- **Direction**:
Please reproduce the lines below word for word, starting with the first one and stopping after the line that contains "bluetooth-highlight-box — [432, 20, 472, 66]".

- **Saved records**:
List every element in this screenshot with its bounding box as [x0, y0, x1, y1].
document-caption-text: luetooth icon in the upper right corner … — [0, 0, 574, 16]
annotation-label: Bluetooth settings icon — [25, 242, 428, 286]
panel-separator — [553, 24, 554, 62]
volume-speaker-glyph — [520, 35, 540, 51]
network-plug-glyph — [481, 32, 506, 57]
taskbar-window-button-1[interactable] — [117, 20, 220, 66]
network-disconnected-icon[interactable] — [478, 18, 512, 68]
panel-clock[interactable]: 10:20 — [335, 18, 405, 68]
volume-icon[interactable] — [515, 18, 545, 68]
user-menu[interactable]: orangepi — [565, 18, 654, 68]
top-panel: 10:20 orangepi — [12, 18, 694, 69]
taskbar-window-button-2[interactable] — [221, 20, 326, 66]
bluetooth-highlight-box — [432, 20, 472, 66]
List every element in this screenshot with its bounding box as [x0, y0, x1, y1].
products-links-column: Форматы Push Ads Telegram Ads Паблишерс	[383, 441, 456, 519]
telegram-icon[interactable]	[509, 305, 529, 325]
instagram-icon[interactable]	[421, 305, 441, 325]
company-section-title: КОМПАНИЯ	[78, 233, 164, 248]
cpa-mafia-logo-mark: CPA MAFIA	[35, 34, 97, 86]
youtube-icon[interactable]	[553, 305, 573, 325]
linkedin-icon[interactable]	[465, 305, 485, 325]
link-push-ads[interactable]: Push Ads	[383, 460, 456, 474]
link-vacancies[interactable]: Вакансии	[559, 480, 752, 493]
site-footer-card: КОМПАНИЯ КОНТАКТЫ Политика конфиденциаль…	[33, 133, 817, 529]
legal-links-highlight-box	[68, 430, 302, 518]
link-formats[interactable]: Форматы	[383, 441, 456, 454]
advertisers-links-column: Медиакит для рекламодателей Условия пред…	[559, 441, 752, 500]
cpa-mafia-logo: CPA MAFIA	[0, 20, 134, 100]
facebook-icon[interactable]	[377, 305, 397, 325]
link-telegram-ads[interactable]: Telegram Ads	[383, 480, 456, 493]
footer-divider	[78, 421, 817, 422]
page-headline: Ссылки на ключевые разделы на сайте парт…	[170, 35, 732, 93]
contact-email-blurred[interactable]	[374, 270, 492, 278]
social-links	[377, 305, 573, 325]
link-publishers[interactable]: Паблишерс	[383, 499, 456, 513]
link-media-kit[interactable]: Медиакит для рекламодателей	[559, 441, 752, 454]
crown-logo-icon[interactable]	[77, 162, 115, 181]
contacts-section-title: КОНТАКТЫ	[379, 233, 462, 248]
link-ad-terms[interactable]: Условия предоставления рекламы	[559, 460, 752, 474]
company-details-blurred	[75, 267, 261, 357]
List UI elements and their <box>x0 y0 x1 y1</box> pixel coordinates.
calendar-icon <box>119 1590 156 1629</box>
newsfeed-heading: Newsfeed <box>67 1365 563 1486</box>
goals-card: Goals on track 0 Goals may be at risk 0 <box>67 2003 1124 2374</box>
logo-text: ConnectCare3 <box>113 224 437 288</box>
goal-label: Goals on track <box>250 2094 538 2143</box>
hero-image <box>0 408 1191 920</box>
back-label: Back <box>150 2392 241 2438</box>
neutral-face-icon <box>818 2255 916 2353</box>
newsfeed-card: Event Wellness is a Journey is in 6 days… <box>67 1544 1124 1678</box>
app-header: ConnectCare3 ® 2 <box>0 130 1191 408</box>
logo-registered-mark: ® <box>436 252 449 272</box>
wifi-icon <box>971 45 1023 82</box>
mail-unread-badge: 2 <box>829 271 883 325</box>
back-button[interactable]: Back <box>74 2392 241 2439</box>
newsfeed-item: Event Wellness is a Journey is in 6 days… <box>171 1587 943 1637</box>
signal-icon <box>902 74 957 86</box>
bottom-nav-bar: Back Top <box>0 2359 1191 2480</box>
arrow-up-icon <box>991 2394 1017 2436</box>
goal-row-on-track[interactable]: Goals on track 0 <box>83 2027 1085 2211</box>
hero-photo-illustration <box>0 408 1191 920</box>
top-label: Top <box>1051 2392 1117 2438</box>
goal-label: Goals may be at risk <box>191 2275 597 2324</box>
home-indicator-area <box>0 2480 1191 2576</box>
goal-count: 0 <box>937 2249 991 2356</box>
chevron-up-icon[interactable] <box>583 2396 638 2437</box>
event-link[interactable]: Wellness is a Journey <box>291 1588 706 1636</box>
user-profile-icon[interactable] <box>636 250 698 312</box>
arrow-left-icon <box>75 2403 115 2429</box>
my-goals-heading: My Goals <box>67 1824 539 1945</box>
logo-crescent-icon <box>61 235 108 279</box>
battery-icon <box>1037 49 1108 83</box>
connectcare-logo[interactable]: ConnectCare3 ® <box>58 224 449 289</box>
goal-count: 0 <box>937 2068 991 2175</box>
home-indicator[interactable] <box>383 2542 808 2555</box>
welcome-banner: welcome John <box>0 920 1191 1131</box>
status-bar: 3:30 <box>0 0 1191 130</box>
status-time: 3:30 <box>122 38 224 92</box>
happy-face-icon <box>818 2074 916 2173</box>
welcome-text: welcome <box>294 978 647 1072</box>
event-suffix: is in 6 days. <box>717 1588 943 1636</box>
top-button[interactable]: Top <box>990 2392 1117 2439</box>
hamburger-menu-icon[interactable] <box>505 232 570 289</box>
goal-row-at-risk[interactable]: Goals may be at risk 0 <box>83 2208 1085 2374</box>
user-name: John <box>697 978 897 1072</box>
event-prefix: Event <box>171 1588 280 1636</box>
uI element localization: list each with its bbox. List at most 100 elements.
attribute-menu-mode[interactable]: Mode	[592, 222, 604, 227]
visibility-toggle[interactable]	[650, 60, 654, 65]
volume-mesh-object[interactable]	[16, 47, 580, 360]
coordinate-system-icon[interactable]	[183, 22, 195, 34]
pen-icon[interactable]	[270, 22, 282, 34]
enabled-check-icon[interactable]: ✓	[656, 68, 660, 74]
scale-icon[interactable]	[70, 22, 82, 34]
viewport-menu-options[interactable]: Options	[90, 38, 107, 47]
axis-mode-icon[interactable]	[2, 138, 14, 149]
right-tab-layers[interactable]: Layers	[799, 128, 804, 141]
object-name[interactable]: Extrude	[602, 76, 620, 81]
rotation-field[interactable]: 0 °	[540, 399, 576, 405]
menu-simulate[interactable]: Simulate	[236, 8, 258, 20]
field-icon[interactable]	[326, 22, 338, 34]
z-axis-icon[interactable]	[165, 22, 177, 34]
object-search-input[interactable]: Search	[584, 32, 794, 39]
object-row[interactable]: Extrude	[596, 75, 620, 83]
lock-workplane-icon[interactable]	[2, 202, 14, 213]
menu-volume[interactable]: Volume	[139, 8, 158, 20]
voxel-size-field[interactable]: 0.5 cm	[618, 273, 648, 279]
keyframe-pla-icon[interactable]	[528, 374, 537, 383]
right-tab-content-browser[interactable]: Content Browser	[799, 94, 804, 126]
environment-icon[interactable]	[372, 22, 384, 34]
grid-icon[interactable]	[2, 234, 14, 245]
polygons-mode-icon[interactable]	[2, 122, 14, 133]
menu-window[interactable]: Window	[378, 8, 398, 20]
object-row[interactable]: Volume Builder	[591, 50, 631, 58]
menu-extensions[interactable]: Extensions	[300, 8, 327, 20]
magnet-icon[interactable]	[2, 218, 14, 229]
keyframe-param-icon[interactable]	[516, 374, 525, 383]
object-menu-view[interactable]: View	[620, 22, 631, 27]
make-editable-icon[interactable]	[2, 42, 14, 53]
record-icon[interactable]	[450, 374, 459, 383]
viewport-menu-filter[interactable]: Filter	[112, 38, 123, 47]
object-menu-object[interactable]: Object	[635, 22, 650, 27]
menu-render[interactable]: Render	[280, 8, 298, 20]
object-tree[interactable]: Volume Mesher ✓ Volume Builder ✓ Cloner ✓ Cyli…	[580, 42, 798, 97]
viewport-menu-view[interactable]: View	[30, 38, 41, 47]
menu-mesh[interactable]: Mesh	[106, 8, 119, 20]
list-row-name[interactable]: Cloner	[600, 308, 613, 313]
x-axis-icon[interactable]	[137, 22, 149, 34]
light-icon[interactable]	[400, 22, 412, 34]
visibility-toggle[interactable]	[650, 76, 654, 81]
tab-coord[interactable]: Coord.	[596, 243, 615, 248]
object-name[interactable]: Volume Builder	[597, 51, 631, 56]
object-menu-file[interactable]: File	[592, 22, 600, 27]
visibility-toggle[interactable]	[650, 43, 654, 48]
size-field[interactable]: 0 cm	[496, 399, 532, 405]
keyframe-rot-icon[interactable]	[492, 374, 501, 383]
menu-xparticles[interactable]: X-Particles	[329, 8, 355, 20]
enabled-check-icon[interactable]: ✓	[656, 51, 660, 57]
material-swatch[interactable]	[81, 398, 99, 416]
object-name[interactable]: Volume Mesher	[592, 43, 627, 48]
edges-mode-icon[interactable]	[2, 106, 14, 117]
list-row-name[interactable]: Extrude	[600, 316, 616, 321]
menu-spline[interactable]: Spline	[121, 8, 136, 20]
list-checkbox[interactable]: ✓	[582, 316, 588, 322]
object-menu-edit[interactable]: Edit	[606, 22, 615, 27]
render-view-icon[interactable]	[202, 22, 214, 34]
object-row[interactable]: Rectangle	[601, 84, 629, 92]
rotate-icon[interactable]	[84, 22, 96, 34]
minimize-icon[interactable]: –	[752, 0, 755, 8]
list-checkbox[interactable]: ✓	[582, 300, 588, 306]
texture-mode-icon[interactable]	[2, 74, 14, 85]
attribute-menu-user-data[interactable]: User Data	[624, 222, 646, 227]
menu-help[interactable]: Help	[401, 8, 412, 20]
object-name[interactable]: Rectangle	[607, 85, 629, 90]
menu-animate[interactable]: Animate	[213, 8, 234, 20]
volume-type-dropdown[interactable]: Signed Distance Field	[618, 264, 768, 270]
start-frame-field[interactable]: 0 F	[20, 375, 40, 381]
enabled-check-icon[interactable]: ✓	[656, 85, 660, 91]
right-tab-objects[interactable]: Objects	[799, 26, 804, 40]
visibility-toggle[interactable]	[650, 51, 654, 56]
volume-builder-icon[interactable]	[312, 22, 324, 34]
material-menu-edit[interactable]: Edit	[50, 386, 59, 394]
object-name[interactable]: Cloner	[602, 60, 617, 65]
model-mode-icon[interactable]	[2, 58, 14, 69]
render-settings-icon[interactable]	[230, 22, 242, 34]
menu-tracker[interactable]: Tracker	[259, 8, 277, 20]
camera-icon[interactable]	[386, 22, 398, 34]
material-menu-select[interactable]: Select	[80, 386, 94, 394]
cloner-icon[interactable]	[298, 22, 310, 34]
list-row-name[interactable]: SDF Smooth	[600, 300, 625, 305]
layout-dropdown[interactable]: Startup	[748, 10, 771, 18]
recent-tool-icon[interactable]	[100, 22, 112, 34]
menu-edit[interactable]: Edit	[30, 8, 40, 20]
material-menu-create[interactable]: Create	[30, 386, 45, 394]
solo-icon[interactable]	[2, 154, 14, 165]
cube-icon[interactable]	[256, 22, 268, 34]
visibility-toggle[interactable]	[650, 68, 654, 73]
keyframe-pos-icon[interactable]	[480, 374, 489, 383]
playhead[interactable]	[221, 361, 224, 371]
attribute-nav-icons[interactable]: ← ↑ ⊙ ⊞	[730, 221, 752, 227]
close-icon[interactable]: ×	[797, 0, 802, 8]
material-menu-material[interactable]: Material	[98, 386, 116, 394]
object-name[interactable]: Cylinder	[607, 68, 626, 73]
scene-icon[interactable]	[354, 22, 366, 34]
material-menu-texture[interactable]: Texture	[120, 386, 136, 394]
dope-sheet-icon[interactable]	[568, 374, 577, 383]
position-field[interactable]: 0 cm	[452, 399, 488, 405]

- **Written answer**:
List every element in this screenshot with its bounding box as [x0, y0, x1, y1].
document-caption-text: luetooth icon in the upper right corner … — [0, 0, 574, 16]
annotation-label: Bluetooth settings icon — [25, 242, 428, 286]
panel-separator — [553, 24, 554, 62]
volume-speaker-glyph — [520, 35, 540, 51]
network-plug-glyph — [481, 32, 506, 57]
taskbar-window-button-1[interactable] — [117, 20, 220, 66]
network-disconnected-icon[interactable] — [478, 18, 512, 68]
panel-clock[interactable]: 10:20 — [335, 18, 405, 68]
volume-icon[interactable] — [515, 18, 545, 68]
user-menu[interactable]: orangepi — [565, 18, 654, 68]
top-panel: 10:20 orangepi — [12, 18, 694, 69]
taskbar-window-button-2[interactable] — [221, 20, 326, 66]
bluetooth-highlight-box — [432, 20, 472, 66]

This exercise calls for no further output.